# WHAT THE EXERCISE ASKS
Select from the records below every line that has the word "this" in it.

Collected data entries:
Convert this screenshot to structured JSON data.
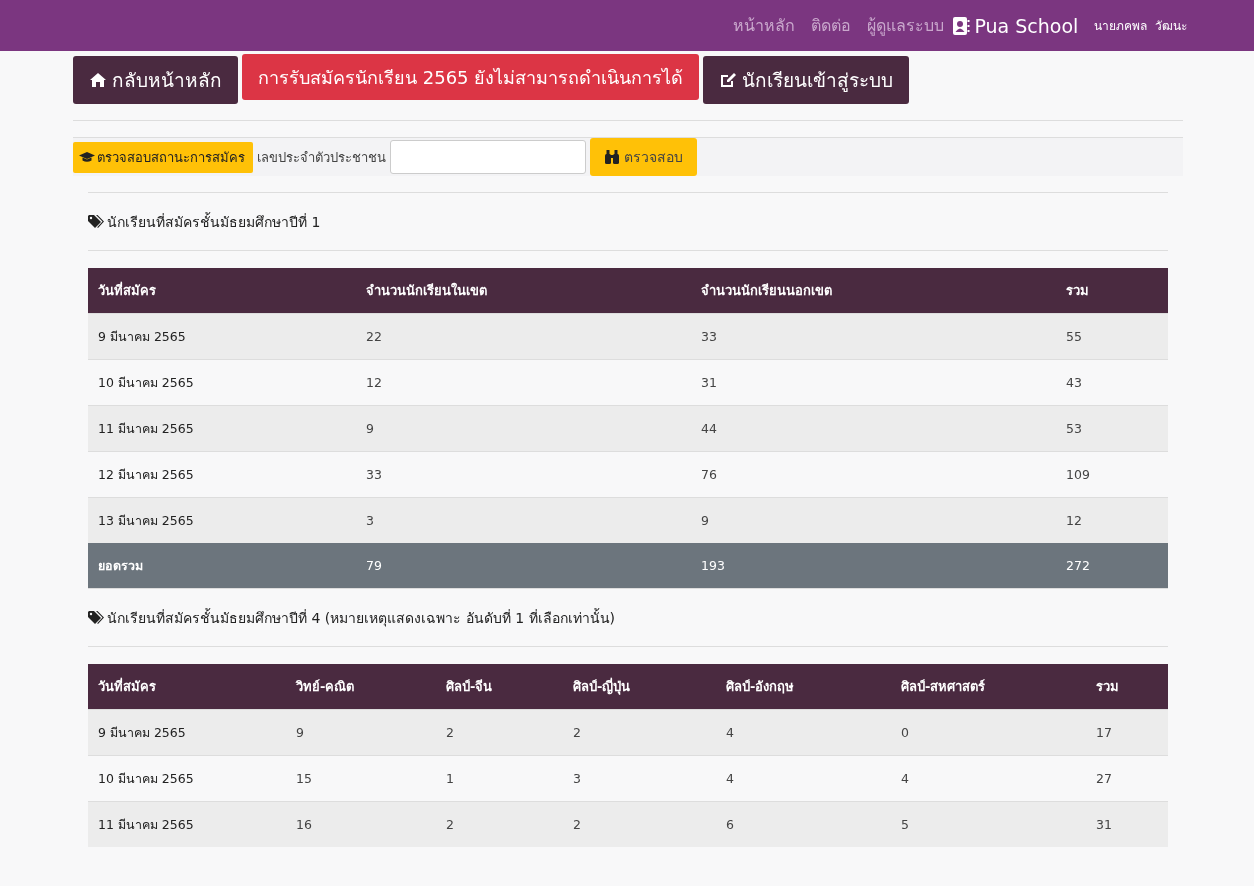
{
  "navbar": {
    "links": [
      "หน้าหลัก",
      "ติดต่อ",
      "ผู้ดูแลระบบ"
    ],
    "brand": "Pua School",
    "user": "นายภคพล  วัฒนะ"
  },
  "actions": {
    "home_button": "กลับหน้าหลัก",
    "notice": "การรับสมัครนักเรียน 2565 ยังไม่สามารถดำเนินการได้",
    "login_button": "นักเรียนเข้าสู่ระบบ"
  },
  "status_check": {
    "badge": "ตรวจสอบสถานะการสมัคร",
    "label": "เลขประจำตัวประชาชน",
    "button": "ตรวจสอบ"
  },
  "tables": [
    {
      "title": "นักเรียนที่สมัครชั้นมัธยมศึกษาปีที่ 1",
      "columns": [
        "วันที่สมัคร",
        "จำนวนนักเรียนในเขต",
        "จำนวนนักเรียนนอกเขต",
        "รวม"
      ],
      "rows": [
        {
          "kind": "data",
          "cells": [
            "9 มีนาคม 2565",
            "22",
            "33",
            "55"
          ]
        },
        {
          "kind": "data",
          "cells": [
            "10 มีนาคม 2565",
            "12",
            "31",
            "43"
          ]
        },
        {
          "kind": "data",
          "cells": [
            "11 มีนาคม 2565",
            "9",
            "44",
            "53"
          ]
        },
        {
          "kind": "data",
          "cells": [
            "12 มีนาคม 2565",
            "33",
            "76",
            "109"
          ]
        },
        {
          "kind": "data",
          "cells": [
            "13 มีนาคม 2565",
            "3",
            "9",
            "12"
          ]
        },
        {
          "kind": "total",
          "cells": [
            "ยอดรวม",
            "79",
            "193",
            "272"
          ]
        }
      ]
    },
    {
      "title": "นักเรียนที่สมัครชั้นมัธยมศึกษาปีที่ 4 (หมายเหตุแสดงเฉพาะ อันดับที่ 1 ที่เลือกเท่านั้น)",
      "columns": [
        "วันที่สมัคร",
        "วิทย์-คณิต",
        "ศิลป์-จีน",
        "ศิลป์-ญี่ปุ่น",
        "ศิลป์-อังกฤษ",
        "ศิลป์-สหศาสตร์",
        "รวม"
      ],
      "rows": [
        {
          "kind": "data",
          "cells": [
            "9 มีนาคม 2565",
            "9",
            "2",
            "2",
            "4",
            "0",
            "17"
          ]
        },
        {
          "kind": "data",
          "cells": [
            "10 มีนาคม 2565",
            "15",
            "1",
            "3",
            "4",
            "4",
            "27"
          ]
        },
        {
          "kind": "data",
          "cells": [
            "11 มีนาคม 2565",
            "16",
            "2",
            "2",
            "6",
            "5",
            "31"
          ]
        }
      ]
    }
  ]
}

==

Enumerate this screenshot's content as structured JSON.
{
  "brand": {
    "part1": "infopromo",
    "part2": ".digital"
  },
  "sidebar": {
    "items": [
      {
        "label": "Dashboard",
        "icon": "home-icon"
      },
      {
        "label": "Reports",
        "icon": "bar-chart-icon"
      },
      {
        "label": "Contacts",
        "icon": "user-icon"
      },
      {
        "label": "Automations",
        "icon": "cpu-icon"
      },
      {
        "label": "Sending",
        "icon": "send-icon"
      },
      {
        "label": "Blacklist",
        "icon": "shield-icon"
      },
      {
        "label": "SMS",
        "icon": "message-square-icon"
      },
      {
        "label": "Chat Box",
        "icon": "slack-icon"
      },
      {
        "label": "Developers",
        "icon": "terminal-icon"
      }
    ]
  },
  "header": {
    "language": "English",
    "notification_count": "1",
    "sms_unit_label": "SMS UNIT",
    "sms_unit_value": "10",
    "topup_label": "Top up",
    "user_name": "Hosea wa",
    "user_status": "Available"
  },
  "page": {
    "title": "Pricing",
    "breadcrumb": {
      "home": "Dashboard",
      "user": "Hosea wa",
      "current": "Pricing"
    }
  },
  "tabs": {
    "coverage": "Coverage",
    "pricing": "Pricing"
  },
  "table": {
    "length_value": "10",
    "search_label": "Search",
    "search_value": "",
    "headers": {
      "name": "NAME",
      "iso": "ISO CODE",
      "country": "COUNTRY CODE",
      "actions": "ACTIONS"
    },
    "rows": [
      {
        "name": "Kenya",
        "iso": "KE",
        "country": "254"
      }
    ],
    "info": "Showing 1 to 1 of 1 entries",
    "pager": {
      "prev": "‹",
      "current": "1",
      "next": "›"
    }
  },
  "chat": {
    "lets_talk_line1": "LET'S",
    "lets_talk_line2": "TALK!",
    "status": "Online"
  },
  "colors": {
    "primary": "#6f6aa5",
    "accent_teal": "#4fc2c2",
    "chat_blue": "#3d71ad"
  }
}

# TASK ANSWER
Convert this screenshot to structured JSON data.
Enumerate this screenshot's content as structured JSON.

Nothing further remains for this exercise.